_Stored data_
[start]
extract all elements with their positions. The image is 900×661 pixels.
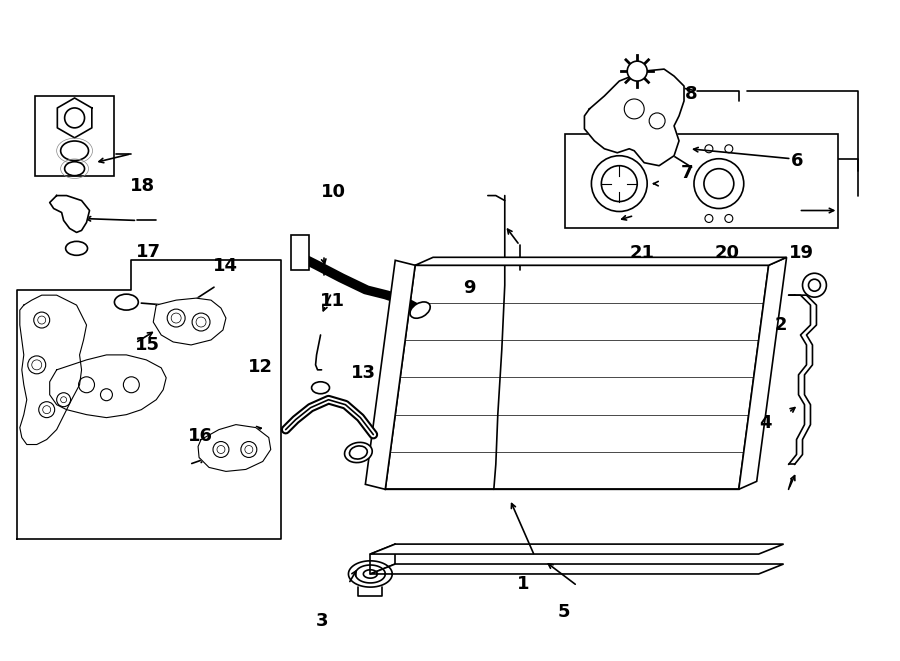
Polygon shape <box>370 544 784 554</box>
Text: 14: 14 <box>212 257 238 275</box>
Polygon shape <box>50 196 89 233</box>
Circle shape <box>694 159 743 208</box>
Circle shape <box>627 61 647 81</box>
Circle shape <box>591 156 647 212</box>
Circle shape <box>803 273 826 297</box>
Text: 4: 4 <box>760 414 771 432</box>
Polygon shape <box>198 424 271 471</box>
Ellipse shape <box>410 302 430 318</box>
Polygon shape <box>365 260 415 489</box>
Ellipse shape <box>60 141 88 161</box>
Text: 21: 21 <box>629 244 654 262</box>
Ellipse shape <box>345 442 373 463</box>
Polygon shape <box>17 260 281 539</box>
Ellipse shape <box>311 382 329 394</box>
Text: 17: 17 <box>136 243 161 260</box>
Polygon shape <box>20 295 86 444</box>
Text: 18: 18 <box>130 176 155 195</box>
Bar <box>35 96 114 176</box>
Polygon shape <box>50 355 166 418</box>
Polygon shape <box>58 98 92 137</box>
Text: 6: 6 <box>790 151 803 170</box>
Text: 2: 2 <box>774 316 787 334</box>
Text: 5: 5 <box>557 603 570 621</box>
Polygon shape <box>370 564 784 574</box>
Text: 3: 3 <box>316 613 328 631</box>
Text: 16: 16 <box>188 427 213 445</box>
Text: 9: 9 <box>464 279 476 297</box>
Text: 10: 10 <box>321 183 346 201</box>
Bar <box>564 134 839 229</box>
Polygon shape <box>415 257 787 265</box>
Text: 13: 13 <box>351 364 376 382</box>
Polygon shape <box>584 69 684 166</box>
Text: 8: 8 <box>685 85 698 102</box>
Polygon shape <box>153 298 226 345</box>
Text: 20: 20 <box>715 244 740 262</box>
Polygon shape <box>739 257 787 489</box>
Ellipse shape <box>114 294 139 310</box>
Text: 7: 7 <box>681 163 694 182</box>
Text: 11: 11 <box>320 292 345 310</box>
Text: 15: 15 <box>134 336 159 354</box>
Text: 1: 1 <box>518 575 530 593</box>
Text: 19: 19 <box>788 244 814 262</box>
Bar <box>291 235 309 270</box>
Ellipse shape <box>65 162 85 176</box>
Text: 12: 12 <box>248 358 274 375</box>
[end]
[start]
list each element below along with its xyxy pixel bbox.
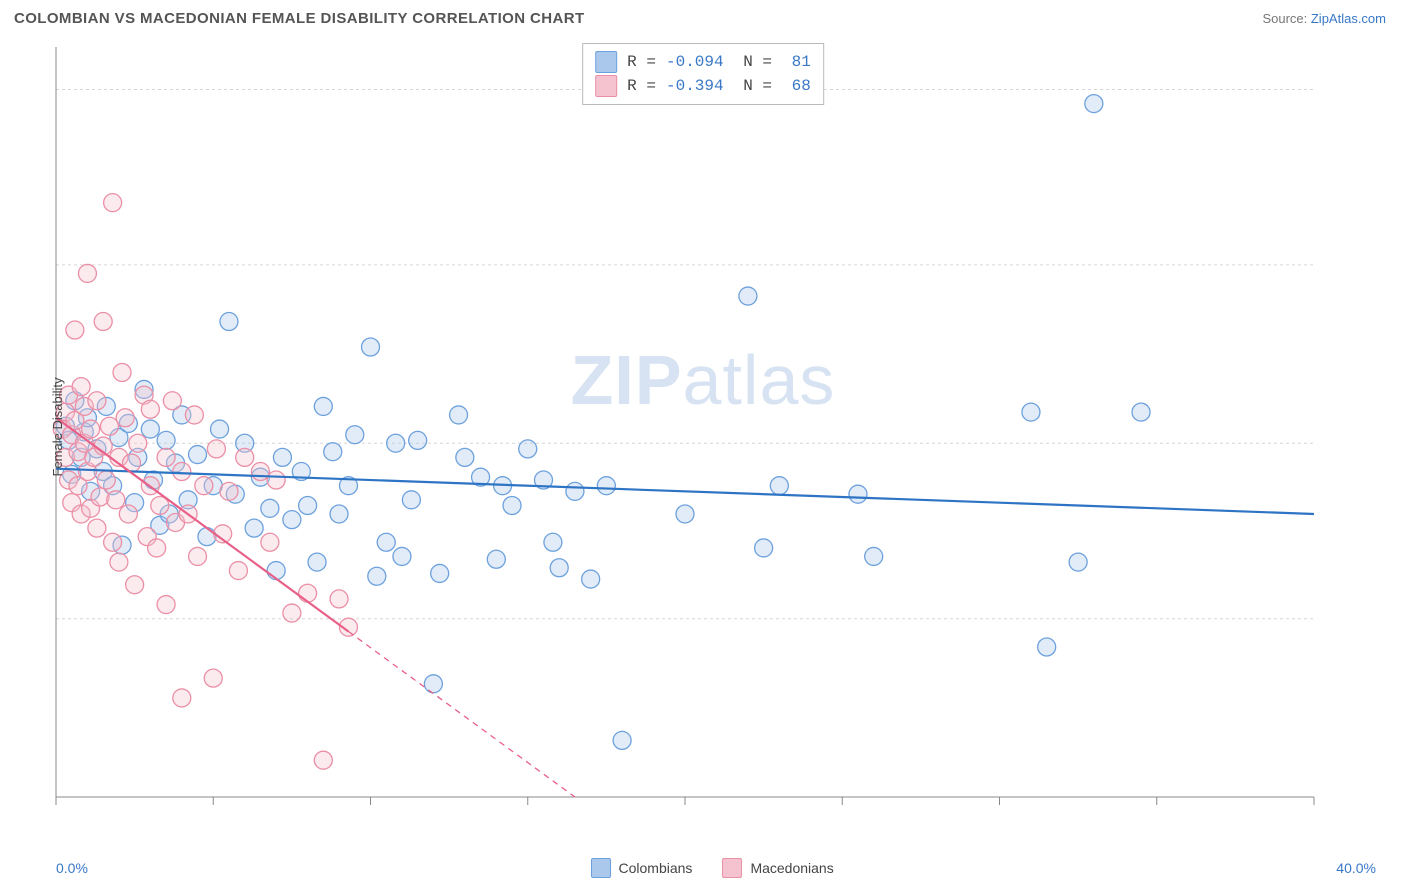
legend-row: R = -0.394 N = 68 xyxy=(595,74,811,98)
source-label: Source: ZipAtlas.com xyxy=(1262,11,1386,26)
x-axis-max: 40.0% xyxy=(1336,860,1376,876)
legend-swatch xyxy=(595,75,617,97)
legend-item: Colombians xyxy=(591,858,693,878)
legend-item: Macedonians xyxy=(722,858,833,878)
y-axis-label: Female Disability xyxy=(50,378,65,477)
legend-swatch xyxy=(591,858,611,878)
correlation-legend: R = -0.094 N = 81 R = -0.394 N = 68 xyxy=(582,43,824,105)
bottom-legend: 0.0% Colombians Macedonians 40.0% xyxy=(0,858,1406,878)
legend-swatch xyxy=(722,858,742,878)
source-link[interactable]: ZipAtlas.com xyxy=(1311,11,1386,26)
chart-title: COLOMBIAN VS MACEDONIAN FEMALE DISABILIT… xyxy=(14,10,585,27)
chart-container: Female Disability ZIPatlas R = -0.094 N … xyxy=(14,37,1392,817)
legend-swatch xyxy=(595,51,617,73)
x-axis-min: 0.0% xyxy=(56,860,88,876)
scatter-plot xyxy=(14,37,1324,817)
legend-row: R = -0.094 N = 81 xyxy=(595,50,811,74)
[end]
_Task statement_
Reproduce the records that open with the line containing "legend-row: R = -0.394" and close with the line containing "scatter-plot xyxy=(14,37,1324,817)", substituting "footer-legend" for "bottom-legend" and leaving everything else unchanged.

_Correct result_
legend-row: R = -0.394 N = 68 xyxy=(595,74,811,98)
source-label: Source: ZipAtlas.com xyxy=(1262,11,1386,26)
x-axis-max: 40.0% xyxy=(1336,860,1376,876)
legend-swatch xyxy=(595,75,617,97)
legend-item: Colombians xyxy=(591,858,693,878)
legend-item: Macedonians xyxy=(722,858,833,878)
y-axis-label: Female Disability xyxy=(50,378,65,477)
legend-swatch xyxy=(591,858,611,878)
correlation-legend: R = -0.094 N = 81 R = -0.394 N = 68 xyxy=(582,43,824,105)
footer-legend: 0.0% Colombians Macedonians 40.0% xyxy=(0,858,1406,878)
legend-swatch xyxy=(722,858,742,878)
source-link[interactable]: ZipAtlas.com xyxy=(1311,11,1386,26)
chart-title: COLOMBIAN VS MACEDONIAN FEMALE DISABILIT… xyxy=(14,10,585,27)
chart-container: Female Disability ZIPatlas R = -0.094 N … xyxy=(14,37,1392,817)
legend-swatch xyxy=(595,51,617,73)
x-axis-min: 0.0% xyxy=(56,860,88,876)
scatter-plot xyxy=(14,37,1324,817)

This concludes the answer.